### Exercise requirements
Wherever a line in the data below holds "text", copy that line.
=-=-=-=-=
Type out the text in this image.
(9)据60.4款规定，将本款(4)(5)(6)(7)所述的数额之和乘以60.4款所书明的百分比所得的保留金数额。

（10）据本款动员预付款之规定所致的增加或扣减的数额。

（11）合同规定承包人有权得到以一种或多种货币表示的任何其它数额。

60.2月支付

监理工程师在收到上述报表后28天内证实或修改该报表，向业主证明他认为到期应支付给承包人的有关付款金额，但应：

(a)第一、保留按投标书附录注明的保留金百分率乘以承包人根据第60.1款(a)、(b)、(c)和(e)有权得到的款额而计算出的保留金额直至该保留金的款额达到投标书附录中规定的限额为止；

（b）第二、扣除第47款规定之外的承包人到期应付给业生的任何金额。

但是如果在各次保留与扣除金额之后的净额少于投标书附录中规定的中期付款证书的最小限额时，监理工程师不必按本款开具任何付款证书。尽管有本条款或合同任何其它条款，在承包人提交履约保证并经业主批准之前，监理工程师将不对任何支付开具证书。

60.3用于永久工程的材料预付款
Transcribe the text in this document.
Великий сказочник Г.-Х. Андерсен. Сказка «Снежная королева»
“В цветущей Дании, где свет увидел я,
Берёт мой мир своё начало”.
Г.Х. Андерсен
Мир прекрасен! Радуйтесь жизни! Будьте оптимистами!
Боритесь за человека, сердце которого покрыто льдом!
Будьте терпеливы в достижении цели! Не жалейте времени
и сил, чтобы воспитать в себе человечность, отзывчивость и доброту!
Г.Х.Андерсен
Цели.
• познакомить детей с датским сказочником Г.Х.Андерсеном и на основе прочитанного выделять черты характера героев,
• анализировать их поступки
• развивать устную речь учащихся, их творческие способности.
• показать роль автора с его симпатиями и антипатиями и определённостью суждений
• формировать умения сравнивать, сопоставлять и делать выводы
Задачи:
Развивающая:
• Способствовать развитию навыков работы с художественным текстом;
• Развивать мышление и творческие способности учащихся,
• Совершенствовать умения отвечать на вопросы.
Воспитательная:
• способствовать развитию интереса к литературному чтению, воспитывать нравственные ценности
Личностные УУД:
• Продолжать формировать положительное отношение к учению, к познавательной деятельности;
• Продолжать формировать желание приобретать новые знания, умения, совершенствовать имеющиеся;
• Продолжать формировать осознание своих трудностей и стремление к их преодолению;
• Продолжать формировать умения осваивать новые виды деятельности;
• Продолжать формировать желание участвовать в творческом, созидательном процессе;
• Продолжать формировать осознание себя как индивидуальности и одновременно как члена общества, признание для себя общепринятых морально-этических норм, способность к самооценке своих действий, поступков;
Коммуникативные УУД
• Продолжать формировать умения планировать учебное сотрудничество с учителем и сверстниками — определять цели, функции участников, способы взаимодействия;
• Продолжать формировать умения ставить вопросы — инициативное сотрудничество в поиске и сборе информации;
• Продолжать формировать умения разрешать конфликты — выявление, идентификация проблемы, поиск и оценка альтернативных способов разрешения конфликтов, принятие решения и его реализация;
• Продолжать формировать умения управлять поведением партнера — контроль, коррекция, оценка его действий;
=-=-=-=-=
### Finished exercise
Type out the text in this image.
Transcribe the text in this document.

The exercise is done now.